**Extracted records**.
:::

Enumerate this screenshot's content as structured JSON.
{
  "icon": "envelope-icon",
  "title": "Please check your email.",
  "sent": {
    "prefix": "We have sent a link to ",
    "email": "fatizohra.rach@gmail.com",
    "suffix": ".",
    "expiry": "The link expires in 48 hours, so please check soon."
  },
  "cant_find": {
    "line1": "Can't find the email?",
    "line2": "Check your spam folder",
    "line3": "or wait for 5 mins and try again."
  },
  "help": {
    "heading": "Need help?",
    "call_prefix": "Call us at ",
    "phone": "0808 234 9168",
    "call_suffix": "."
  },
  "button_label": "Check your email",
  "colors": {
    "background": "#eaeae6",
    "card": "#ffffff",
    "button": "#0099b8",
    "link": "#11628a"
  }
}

:::

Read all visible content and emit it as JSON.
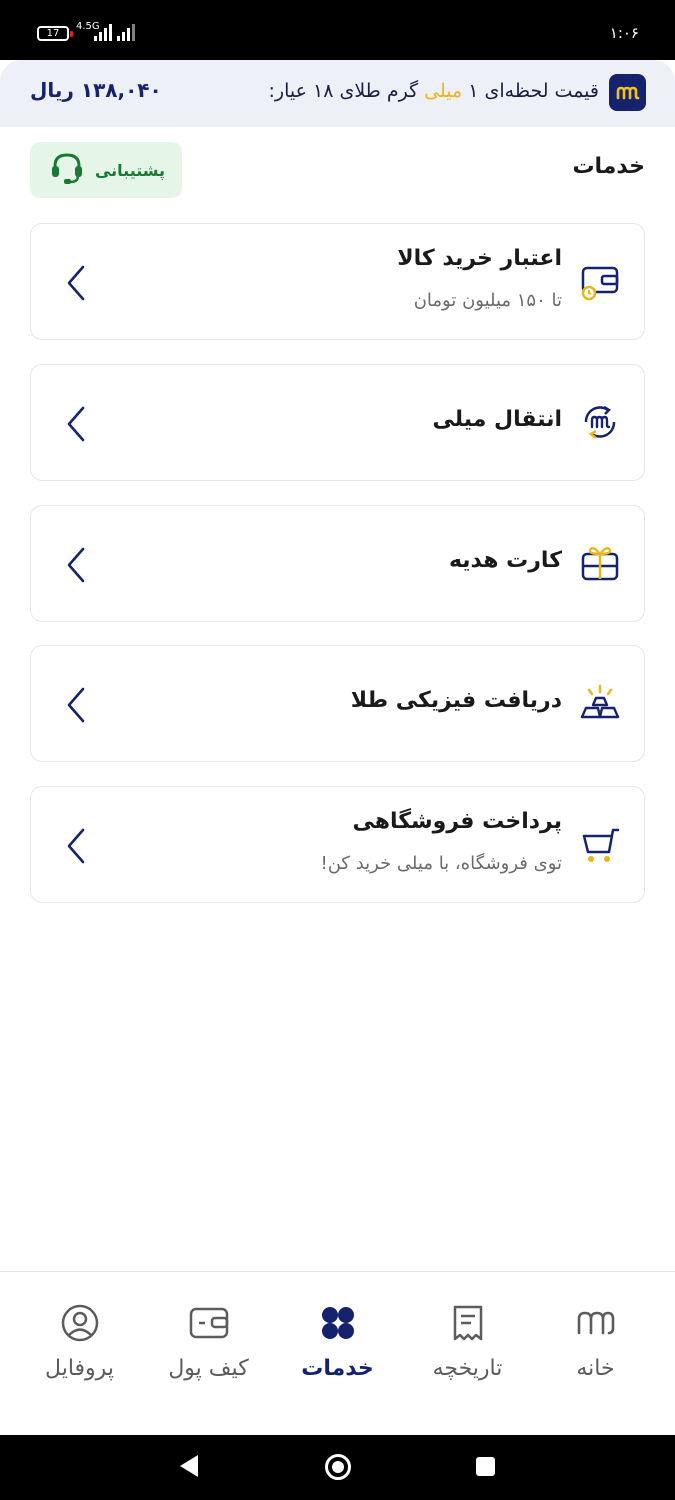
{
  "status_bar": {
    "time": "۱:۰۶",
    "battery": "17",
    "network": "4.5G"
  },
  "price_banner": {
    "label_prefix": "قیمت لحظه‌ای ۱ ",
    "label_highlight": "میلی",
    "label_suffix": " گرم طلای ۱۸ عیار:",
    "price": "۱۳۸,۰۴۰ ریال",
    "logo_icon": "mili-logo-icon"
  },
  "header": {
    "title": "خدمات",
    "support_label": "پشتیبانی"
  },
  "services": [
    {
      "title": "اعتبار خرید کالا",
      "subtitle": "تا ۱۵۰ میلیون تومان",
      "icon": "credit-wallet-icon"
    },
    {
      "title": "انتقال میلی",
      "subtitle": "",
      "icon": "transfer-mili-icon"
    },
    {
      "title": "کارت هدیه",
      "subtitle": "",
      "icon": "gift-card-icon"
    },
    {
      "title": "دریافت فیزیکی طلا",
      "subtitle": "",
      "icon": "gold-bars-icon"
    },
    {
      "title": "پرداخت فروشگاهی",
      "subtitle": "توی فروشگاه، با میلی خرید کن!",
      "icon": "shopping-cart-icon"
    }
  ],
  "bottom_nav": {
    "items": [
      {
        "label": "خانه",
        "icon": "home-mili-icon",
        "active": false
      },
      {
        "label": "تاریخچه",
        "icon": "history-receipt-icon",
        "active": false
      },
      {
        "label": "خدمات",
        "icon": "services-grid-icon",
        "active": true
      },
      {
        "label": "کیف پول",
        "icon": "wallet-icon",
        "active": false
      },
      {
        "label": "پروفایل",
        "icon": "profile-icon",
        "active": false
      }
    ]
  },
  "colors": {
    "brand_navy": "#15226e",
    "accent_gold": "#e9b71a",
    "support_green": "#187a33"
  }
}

:::

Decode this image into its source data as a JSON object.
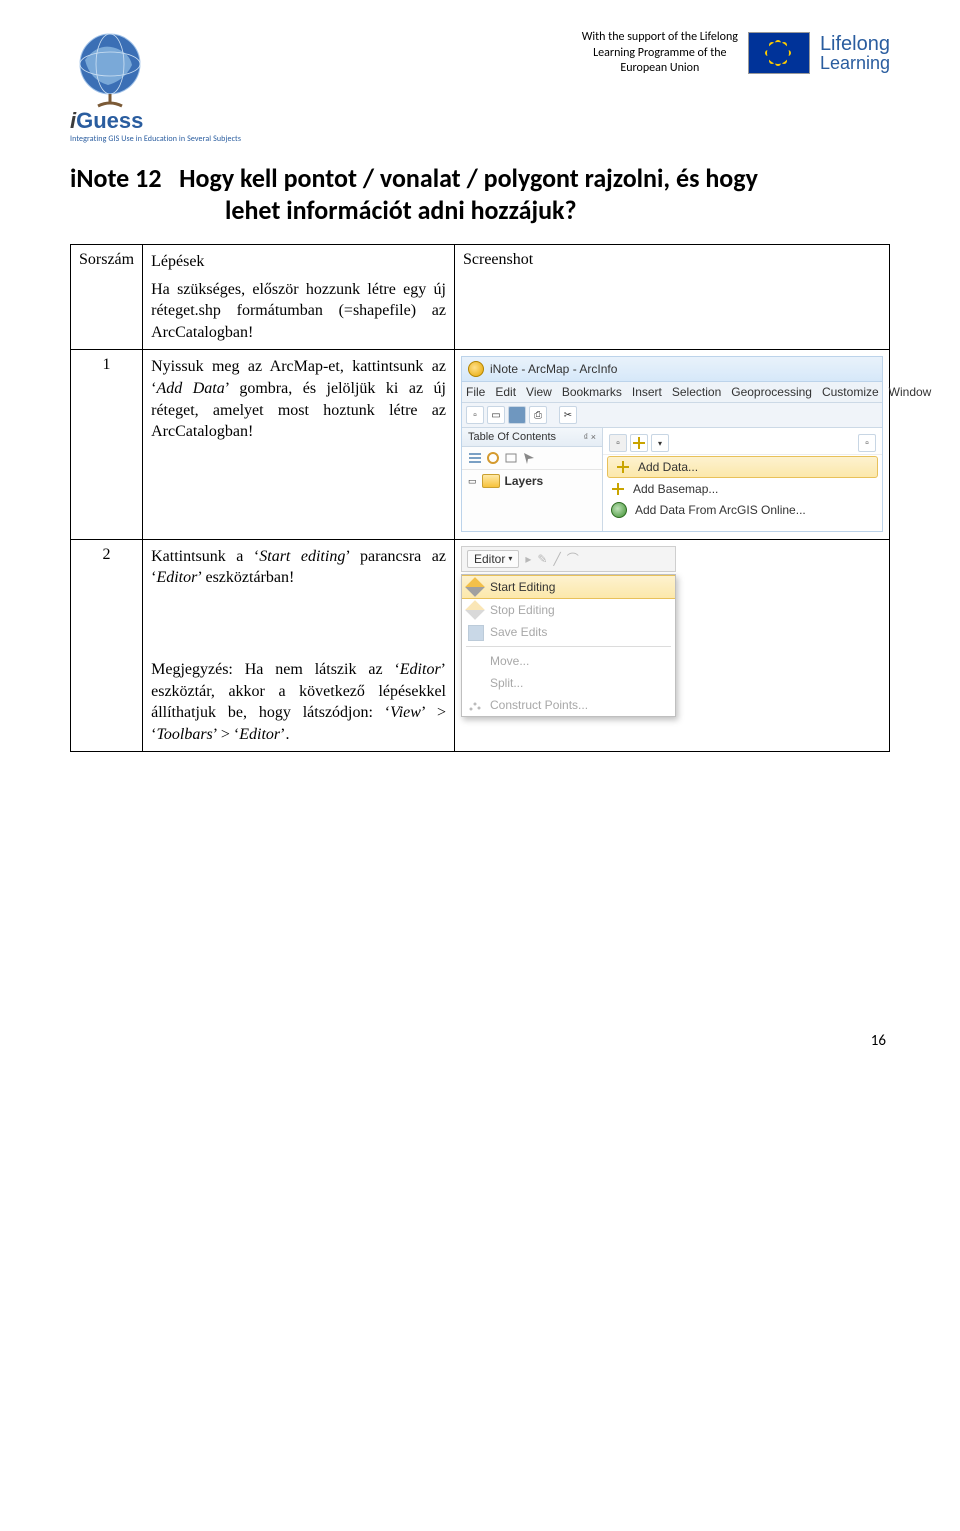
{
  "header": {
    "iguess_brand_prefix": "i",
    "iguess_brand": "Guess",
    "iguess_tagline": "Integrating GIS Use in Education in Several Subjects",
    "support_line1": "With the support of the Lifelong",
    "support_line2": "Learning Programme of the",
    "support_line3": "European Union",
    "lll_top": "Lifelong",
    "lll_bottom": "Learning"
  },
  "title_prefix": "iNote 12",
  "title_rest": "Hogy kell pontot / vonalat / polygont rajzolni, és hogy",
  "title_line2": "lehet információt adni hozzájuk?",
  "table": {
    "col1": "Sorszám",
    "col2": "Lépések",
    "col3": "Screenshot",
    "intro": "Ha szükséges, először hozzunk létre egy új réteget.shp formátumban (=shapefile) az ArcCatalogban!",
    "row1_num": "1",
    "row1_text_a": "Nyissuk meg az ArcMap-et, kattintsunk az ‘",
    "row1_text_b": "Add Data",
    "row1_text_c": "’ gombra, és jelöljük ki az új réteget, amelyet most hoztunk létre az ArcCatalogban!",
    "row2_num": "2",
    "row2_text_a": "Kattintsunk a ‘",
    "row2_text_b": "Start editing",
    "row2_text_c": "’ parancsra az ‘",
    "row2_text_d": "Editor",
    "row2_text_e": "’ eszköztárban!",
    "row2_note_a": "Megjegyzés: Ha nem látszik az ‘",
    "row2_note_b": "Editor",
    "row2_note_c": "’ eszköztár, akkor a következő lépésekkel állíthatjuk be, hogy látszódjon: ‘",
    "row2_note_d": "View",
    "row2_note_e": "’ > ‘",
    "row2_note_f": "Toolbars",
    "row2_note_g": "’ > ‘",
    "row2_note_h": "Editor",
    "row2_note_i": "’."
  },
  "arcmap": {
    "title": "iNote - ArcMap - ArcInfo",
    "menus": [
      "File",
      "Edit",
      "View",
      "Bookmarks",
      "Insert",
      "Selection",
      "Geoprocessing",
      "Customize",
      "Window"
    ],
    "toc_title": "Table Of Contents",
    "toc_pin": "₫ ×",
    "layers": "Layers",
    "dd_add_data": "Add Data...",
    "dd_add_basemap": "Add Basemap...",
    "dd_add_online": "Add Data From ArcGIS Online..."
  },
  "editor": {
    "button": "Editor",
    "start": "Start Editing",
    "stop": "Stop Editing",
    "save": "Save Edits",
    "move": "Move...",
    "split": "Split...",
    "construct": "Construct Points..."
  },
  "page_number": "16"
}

:::

**Requirements**. Identify each line in the records above containing the word "link"; copy those lines.

**Task output**.
    "prefix": "We have sent a link to ",
    "expiry": "The link expires in 48 hours, so please check soon."
    "link": "#11628a"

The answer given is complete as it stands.